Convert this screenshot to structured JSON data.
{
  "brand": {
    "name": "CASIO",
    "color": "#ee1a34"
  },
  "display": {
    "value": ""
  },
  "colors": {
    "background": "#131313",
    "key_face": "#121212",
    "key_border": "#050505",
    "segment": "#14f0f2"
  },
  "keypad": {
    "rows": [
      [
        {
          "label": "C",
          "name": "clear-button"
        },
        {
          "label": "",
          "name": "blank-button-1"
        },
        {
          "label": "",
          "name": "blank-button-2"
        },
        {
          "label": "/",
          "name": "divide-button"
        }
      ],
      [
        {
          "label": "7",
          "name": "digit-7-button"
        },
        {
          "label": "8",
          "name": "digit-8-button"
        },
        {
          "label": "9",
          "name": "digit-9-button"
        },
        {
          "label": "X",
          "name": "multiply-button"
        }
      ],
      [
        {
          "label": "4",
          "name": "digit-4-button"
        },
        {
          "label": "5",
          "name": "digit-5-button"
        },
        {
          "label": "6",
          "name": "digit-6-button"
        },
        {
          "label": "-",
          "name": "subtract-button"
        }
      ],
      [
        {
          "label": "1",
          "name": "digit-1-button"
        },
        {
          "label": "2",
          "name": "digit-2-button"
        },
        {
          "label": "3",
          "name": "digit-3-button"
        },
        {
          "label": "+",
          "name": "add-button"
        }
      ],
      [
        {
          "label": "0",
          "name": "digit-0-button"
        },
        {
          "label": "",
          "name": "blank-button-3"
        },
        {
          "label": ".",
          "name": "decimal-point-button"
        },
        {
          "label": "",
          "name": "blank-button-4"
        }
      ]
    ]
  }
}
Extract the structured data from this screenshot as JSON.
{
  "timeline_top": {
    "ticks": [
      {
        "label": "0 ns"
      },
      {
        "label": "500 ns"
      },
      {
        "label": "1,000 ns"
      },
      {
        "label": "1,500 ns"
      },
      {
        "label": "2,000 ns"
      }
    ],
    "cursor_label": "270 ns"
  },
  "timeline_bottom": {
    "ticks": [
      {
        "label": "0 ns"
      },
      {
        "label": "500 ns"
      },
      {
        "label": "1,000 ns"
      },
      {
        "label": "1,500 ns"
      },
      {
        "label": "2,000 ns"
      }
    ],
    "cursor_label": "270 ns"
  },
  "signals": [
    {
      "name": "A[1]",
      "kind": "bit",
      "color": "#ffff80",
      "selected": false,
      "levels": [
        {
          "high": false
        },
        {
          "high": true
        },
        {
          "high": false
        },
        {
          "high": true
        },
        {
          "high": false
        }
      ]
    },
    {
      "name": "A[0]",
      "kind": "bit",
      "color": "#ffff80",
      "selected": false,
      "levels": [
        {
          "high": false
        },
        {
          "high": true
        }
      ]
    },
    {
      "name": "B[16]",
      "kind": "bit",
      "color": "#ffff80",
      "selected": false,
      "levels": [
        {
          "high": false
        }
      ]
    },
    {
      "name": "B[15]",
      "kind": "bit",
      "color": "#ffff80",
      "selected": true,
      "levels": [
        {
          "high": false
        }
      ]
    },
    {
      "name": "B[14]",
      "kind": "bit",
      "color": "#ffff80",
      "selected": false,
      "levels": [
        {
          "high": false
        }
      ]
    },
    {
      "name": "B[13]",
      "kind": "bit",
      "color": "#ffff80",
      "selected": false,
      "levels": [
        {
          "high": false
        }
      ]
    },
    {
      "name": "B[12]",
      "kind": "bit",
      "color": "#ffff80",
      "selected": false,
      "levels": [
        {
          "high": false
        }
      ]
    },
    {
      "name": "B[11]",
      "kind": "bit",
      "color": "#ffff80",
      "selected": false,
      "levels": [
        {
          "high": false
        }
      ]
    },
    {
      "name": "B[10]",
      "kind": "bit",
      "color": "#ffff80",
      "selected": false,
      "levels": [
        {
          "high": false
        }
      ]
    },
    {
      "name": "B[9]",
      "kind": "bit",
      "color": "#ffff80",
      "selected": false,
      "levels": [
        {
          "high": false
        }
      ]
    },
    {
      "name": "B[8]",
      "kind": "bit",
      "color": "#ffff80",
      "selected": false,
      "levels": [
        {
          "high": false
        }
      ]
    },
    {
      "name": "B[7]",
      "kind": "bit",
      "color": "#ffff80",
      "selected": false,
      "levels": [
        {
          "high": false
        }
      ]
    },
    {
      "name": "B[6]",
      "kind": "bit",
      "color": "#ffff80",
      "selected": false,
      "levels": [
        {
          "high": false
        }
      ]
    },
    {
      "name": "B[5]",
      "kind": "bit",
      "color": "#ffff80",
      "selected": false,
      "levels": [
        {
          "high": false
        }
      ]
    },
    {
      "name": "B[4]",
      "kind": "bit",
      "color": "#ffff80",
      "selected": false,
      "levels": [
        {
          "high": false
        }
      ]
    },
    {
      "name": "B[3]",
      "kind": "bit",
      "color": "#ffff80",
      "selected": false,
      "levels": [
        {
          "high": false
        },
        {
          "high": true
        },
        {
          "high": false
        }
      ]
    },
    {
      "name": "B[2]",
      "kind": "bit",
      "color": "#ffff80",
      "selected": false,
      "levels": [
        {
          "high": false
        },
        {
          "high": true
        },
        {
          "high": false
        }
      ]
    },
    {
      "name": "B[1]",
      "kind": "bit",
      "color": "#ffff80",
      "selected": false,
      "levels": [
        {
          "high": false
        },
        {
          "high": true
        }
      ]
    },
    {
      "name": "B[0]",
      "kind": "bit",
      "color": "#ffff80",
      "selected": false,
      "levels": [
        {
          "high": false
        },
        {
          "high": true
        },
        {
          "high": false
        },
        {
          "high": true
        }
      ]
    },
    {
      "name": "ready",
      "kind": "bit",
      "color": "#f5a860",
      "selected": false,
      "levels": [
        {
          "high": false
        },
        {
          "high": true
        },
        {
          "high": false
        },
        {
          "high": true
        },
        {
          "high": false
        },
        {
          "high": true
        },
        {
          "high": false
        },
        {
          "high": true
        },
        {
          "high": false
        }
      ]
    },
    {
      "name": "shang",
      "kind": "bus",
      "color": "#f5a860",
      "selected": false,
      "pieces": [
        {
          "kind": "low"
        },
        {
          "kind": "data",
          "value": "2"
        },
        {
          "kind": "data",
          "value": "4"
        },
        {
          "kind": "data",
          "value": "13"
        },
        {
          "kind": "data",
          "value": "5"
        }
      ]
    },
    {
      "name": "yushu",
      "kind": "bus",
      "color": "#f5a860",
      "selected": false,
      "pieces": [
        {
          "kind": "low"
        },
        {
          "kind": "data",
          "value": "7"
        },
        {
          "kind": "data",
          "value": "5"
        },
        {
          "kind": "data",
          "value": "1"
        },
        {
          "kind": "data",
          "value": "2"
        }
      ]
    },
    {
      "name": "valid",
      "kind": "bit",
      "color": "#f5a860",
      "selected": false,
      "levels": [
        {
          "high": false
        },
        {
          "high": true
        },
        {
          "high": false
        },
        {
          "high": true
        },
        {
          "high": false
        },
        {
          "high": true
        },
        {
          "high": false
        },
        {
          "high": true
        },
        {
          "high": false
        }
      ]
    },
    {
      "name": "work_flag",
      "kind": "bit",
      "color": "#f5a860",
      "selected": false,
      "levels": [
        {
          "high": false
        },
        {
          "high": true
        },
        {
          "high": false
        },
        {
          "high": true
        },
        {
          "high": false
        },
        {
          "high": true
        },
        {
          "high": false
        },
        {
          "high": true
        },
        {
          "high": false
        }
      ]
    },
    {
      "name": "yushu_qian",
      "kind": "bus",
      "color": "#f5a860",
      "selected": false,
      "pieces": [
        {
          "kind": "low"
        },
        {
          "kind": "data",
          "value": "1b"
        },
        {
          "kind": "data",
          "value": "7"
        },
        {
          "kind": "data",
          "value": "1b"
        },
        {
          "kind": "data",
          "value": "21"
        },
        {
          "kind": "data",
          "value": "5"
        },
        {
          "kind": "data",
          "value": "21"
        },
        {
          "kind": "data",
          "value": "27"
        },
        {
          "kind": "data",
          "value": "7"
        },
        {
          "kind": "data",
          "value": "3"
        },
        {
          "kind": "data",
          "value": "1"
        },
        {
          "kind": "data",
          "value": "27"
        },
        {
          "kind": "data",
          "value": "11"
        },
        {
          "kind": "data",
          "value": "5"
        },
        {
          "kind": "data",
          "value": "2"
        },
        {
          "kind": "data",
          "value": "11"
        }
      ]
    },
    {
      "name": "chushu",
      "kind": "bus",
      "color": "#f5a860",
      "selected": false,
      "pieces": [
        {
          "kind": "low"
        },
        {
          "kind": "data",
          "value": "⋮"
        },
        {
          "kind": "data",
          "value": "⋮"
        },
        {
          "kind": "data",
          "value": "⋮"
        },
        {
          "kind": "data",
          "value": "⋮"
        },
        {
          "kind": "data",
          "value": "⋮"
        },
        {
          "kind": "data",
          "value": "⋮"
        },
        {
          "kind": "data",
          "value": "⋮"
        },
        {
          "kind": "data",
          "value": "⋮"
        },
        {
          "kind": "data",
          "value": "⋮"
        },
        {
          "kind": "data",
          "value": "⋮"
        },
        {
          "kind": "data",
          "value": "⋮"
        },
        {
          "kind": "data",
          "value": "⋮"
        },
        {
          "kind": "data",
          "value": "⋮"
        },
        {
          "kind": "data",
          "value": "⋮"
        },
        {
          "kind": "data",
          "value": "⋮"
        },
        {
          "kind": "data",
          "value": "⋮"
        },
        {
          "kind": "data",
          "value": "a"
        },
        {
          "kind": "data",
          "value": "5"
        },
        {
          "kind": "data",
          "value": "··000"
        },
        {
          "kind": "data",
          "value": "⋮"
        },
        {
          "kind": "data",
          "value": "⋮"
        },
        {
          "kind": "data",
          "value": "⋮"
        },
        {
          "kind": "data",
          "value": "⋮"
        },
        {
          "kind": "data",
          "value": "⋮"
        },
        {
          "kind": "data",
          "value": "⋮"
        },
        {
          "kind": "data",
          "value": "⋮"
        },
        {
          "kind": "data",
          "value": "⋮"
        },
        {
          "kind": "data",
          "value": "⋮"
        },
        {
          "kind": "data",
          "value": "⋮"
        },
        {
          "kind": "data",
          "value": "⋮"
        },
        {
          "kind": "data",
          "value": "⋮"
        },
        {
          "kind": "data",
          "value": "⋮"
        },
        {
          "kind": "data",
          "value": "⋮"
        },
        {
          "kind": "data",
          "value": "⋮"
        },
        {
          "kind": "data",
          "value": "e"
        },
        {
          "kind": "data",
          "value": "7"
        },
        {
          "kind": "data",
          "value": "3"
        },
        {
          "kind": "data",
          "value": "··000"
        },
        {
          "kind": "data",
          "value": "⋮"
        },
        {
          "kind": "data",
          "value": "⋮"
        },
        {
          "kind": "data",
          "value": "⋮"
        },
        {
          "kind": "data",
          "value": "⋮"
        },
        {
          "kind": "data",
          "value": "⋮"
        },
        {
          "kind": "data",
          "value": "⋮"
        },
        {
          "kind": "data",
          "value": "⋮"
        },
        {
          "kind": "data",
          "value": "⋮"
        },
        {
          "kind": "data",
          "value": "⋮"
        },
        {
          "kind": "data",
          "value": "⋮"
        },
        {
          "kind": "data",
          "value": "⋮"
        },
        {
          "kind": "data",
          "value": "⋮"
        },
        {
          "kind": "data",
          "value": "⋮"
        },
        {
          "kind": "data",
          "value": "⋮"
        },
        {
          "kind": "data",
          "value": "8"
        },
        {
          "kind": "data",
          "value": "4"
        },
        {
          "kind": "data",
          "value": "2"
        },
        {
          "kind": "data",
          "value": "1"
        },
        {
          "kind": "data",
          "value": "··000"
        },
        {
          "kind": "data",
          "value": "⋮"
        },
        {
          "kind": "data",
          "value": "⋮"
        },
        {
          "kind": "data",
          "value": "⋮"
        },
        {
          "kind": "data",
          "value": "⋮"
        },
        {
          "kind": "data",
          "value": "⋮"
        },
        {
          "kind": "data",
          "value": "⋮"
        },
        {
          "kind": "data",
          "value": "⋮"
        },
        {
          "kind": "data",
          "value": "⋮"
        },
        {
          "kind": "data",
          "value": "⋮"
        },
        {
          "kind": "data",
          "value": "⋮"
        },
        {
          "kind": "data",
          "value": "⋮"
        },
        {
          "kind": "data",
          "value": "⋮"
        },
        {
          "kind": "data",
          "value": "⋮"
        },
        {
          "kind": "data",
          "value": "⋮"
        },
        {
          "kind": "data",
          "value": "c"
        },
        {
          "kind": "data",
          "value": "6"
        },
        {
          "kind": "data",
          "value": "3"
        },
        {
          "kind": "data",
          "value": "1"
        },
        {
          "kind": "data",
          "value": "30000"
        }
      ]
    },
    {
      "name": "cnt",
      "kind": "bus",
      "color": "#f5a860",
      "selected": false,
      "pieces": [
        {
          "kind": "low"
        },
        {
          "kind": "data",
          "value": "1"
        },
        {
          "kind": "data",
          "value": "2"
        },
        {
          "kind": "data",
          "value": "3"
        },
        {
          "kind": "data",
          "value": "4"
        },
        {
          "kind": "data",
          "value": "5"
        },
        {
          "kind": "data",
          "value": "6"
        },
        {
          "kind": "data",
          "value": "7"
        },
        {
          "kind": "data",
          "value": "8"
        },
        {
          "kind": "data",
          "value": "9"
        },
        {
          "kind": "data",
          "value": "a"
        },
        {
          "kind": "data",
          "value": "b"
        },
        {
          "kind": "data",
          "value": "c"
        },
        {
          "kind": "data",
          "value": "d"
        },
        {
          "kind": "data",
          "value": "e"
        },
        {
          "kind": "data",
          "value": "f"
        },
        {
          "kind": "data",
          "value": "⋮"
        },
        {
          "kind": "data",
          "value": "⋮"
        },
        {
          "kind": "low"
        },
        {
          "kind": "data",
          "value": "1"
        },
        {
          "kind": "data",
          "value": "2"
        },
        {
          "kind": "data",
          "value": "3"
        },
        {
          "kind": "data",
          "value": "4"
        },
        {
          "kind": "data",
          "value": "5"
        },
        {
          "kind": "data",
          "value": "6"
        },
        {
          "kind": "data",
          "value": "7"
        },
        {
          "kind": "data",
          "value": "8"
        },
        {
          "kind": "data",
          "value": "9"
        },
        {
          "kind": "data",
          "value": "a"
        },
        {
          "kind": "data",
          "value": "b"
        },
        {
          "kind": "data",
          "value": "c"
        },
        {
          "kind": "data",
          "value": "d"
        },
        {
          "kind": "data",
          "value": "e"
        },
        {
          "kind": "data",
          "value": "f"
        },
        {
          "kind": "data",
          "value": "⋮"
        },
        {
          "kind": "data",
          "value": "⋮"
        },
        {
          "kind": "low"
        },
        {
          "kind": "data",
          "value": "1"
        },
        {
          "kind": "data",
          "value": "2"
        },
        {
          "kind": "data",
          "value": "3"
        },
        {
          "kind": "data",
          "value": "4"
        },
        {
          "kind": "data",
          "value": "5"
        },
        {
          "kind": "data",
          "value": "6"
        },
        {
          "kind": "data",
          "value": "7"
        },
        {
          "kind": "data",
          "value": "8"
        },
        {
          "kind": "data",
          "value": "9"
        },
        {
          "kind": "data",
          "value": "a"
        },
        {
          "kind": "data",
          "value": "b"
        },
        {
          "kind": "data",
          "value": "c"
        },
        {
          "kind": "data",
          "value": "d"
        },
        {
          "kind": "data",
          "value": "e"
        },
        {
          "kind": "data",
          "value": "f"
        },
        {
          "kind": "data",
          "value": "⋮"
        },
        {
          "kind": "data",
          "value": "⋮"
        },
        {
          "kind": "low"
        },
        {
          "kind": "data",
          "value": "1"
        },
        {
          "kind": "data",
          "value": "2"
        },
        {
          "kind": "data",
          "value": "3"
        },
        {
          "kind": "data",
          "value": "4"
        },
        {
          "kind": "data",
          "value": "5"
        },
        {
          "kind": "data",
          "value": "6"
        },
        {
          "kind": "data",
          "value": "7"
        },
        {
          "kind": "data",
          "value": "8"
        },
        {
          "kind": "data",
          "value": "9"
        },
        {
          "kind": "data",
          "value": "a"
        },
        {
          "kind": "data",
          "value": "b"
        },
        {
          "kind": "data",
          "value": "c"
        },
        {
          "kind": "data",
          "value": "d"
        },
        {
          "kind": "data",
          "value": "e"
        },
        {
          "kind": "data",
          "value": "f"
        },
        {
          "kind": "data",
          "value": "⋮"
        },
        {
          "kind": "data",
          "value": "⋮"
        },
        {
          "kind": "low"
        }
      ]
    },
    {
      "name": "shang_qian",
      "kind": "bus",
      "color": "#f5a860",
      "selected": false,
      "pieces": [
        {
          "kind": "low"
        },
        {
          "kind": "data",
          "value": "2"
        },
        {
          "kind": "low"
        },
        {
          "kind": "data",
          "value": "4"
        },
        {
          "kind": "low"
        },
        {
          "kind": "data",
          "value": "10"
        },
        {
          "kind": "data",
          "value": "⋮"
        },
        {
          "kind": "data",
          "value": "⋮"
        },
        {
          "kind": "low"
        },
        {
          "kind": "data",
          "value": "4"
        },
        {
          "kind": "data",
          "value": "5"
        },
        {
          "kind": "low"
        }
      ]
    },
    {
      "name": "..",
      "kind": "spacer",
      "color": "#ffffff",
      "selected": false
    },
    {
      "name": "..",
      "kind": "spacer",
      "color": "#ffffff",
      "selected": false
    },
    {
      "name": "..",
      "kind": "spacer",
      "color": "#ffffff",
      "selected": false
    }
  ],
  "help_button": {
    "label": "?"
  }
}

● ● ● ● ●

**Your instructions:** Where a line holds "this", copy it out.

**Full output:**
Convert this screenshot to structured JSON data.
Extract the structured data from this screenshot as JSON.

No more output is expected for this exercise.